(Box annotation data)
--*--

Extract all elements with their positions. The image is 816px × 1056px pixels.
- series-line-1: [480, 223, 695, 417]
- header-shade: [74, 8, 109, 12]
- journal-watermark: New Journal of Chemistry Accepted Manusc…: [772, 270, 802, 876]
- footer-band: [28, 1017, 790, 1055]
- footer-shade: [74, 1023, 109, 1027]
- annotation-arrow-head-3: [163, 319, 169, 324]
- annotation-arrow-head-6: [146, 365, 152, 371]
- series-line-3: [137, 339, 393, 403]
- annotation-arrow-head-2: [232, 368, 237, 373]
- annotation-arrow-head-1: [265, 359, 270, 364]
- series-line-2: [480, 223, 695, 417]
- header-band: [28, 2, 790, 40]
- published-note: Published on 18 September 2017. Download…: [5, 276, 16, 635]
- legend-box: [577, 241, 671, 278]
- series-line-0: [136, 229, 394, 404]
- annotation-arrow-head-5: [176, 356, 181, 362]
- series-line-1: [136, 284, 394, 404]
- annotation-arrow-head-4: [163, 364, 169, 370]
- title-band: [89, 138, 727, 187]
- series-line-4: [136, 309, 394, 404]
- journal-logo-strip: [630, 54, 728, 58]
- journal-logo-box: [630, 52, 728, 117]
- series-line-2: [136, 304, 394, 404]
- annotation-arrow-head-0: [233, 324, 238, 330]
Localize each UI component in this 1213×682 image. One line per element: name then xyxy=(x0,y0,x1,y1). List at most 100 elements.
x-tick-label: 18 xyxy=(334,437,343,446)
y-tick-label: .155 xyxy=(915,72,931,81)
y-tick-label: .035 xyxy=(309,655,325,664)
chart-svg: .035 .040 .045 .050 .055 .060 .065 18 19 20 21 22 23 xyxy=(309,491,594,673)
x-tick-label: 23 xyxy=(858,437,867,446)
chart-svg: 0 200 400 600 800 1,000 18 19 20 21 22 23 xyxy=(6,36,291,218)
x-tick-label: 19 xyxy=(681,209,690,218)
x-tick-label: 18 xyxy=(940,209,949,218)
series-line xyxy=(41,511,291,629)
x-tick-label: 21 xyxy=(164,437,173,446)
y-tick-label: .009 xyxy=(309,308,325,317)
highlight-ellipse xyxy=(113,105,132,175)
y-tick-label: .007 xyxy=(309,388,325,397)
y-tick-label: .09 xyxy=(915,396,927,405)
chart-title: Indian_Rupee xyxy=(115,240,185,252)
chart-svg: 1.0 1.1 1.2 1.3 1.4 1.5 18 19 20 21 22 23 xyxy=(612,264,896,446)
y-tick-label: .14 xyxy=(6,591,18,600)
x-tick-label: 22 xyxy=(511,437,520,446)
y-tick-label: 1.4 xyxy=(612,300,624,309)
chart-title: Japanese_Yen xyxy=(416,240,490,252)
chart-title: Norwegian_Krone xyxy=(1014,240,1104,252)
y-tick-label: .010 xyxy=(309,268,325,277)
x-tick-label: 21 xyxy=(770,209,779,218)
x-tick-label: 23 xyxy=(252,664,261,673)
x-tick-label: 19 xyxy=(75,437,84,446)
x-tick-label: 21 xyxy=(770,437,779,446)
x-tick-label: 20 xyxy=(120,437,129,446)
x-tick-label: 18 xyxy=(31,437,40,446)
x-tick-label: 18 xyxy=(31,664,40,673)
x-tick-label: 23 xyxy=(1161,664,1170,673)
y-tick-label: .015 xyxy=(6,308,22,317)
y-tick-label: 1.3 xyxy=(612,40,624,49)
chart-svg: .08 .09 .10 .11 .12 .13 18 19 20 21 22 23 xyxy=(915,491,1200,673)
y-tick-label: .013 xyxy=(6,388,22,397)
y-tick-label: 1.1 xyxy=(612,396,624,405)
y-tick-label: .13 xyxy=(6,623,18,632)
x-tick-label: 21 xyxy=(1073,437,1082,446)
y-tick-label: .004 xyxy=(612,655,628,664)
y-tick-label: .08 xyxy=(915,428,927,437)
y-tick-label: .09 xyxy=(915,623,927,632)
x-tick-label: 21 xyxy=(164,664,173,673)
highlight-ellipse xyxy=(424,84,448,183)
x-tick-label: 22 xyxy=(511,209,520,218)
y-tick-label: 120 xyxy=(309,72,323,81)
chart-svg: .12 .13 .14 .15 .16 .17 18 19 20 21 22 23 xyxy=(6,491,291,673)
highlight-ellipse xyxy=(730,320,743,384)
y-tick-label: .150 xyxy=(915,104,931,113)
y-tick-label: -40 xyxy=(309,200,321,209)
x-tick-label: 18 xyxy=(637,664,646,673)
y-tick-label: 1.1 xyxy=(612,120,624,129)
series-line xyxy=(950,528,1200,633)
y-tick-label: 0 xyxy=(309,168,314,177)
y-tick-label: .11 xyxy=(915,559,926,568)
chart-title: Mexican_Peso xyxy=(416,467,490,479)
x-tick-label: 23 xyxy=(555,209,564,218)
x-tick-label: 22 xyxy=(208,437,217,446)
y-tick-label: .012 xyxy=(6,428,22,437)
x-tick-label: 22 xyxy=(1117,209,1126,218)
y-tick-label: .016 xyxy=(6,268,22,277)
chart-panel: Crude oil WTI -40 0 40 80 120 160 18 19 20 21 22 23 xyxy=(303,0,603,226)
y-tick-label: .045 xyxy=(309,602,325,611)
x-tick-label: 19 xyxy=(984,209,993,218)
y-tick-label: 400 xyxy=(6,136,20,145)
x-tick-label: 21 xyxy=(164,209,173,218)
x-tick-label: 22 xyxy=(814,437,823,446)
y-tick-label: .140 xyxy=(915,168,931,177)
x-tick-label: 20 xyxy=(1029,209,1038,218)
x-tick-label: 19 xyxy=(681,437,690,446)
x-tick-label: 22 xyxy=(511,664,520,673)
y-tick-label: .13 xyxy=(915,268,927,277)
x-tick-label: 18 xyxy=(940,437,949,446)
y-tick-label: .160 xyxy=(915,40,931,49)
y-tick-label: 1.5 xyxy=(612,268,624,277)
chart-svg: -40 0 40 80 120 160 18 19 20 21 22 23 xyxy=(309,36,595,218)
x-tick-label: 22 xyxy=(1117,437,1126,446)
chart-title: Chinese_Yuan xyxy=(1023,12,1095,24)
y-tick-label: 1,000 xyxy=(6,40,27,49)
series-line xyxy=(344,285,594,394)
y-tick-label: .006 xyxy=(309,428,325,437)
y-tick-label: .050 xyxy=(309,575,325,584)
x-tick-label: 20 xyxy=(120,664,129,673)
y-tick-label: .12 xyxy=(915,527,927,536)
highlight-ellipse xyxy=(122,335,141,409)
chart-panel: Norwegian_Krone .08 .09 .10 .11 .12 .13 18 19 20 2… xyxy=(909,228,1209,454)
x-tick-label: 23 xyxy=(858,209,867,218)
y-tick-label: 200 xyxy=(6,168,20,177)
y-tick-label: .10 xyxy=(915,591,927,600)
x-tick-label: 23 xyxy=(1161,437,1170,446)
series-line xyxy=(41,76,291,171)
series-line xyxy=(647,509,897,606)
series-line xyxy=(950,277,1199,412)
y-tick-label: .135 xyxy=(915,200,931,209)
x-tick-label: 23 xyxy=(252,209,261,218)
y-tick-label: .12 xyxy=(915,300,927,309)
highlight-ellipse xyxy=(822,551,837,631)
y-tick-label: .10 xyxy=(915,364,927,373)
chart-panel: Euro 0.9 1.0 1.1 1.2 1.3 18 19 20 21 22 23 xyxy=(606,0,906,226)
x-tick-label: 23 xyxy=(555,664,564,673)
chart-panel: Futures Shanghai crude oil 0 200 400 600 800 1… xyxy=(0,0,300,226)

--*--

# Set exercise
Print every line of the material above without changing anything.

# The answer
Extract all elements with their positions. The image is 816px × 1056px pixels.
- series-line-1: [480, 223, 695, 417]
- header-shade: [74, 8, 109, 12]
- journal-watermark: New Journal of Chemistry Accepted Manusc…: [772, 270, 802, 876]
- footer-band: [28, 1017, 790, 1055]
- footer-shade: [74, 1023, 109, 1027]
- annotation-arrow-head-3: [163, 319, 169, 324]
- annotation-arrow-head-6: [146, 365, 152, 371]
- series-line-3: [137, 339, 393, 403]
- annotation-arrow-head-2: [232, 368, 237, 373]
- annotation-arrow-head-1: [265, 359, 270, 364]
- series-line-2: [480, 223, 695, 417]
- header-band: [28, 2, 790, 40]
- published-note: Published on 18 September 2017. Download…: [5, 276, 16, 635]
- legend-box: [577, 241, 671, 278]
- series-line-0: [136, 229, 394, 404]
- annotation-arrow-head-5: [176, 356, 181, 362]
- series-line-1: [136, 284, 394, 404]
- annotation-arrow-head-4: [163, 364, 169, 370]
- title-band: [89, 138, 727, 187]
- series-line-4: [136, 309, 394, 404]
- journal-logo-strip: [630, 54, 728, 58]
- journal-logo-box: [630, 52, 728, 117]
- series-line-2: [136, 304, 394, 404]
- annotation-arrow-head-0: [233, 324, 238, 330]
Localize each UI component in this 1213×682 image. One line per element: name then xyxy=(x0,y0,x1,y1). List at most 100 elements.
x-tick-label: 18 xyxy=(334,437,343,446)
y-tick-label: .155 xyxy=(915,72,931,81)
y-tick-label: .035 xyxy=(309,655,325,664)
chart-svg: .035 .040 .045 .050 .055 .060 .065 18 19 20 21 22 23 xyxy=(309,491,594,673)
x-tick-label: 23 xyxy=(858,437,867,446)
chart-svg: 0 200 400 600 800 1,000 18 19 20 21 22 23 xyxy=(6,36,291,218)
x-tick-label: 19 xyxy=(681,209,690,218)
x-tick-label: 18 xyxy=(940,209,949,218)
series-line xyxy=(41,511,291,629)
x-tick-label: 21 xyxy=(164,437,173,446)
y-tick-label: .009 xyxy=(309,308,325,317)
highlight-ellipse xyxy=(113,105,132,175)
y-tick-label: .007 xyxy=(309,388,325,397)
y-tick-label: .09 xyxy=(915,396,927,405)
chart-title: Indian_Rupee xyxy=(115,240,185,252)
chart-svg: 1.0 1.1 1.2 1.3 1.4 1.5 18 19 20 21 22 23 xyxy=(612,264,896,446)
y-tick-label: .14 xyxy=(6,591,18,600)
x-tick-label: 22 xyxy=(511,437,520,446)
y-tick-label: 1.4 xyxy=(612,300,624,309)
chart-title: Japanese_Yen xyxy=(416,240,490,252)
chart-title: Norwegian_Krone xyxy=(1014,240,1104,252)
y-tick-label: .010 xyxy=(309,268,325,277)
x-tick-label: 21 xyxy=(770,209,779,218)
x-tick-label: 23 xyxy=(252,664,261,673)
x-tick-label: 19 xyxy=(75,437,84,446)
x-tick-label: 21 xyxy=(770,437,779,446)
x-tick-label: 20 xyxy=(120,437,129,446)
x-tick-label: 18 xyxy=(31,437,40,446)
x-tick-label: 18 xyxy=(31,664,40,673)
x-tick-label: 23 xyxy=(1161,664,1170,673)
y-tick-label: .015 xyxy=(6,308,22,317)
y-tick-label: 1.3 xyxy=(612,40,624,49)
chart-svg: .08 .09 .10 .11 .12 .13 18 19 20 21 22 23 xyxy=(915,491,1200,673)
y-tick-label: .013 xyxy=(6,388,22,397)
y-tick-label: 1.1 xyxy=(612,396,624,405)
y-tick-label: .13 xyxy=(6,623,18,632)
x-tick-label: 21 xyxy=(1073,437,1082,446)
y-tick-label: .004 xyxy=(612,655,628,664)
y-tick-label: .08 xyxy=(915,428,927,437)
y-tick-label: .09 xyxy=(915,623,927,632)
x-tick-label: 21 xyxy=(164,664,173,673)
highlight-ellipse xyxy=(424,84,448,183)
x-tick-label: 22 xyxy=(511,209,520,218)
y-tick-label: 120 xyxy=(309,72,323,81)
chart-svg: .12 .13 .14 .15 .16 .17 18 19 20 21 22 23 xyxy=(6,491,291,673)
highlight-ellipse xyxy=(730,320,743,384)
y-tick-label: .150 xyxy=(915,104,931,113)
y-tick-label: -40 xyxy=(309,200,321,209)
x-tick-label: 18 xyxy=(637,664,646,673)
y-tick-label: 1.1 xyxy=(612,120,624,129)
series-line xyxy=(950,528,1200,633)
y-tick-label: 0 xyxy=(309,168,314,177)
y-tick-label: .11 xyxy=(915,559,926,568)
chart-title: Mexican_Peso xyxy=(416,467,490,479)
x-tick-label: 23 xyxy=(555,209,564,218)
x-tick-label: 22 xyxy=(208,437,217,446)
y-tick-label: .012 xyxy=(6,428,22,437)
x-tick-label: 22 xyxy=(1117,209,1126,218)
y-tick-label: .016 xyxy=(6,268,22,277)
chart-panel: Crude oil WTI -40 0 40 80 120 160 18 19 20 21 22 23 xyxy=(303,0,603,226)
y-tick-label: .045 xyxy=(309,602,325,611)
x-tick-label: 19 xyxy=(984,209,993,218)
y-tick-label: 400 xyxy=(6,136,20,145)
x-tick-label: 21 xyxy=(164,209,173,218)
x-tick-label: 22 xyxy=(814,437,823,446)
y-tick-label: .140 xyxy=(915,168,931,177)
x-tick-label: 20 xyxy=(1029,209,1038,218)
x-tick-label: 19 xyxy=(681,437,690,446)
x-tick-label: 22 xyxy=(511,664,520,673)
y-tick-label: .13 xyxy=(915,268,927,277)
x-tick-label: 18 xyxy=(940,437,949,446)
y-tick-label: .160 xyxy=(915,40,931,49)
y-tick-label: 1.5 xyxy=(612,268,624,277)
chart-svg: -40 0 40 80 120 160 18 19 20 21 22 23 xyxy=(309,36,595,218)
x-tick-label: 22 xyxy=(1117,437,1126,446)
chart-title: Chinese_Yuan xyxy=(1023,12,1095,24)
y-tick-label: 1,000 xyxy=(6,40,27,49)
series-line xyxy=(344,285,594,394)
y-tick-label: .006 xyxy=(309,428,325,437)
y-tick-label: .050 xyxy=(309,575,325,584)
x-tick-label: 20 xyxy=(120,664,129,673)
y-tick-label: .12 xyxy=(915,527,927,536)
highlight-ellipse xyxy=(122,335,141,409)
chart-panel: Norwegian_Krone .08 .09 .10 .11 .12 .13 18 19 20 2… xyxy=(909,228,1209,454)
x-tick-label: 23 xyxy=(858,209,867,218)
y-tick-label: 200 xyxy=(6,168,20,177)
y-tick-label: .10 xyxy=(915,591,927,600)
x-tick-label: 23 xyxy=(1161,437,1170,446)
series-line xyxy=(41,76,291,171)
series-line xyxy=(647,509,897,606)
series-line xyxy=(950,277,1199,412)
y-tick-label: .135 xyxy=(915,200,931,209)
x-tick-label: 23 xyxy=(252,209,261,218)
y-tick-label: .12 xyxy=(915,300,927,309)
highlight-ellipse xyxy=(822,551,837,631)
y-tick-label: .10 xyxy=(915,364,927,373)
chart-panel: Euro 0.9 1.0 1.1 1.2 1.3 18 19 20 21 22 23 xyxy=(606,0,906,226)
x-tick-label: 23 xyxy=(555,664,564,673)
chart-panel: Futures Shanghai crude oil 0 200 400 600 800 1… xyxy=(0,0,300,226)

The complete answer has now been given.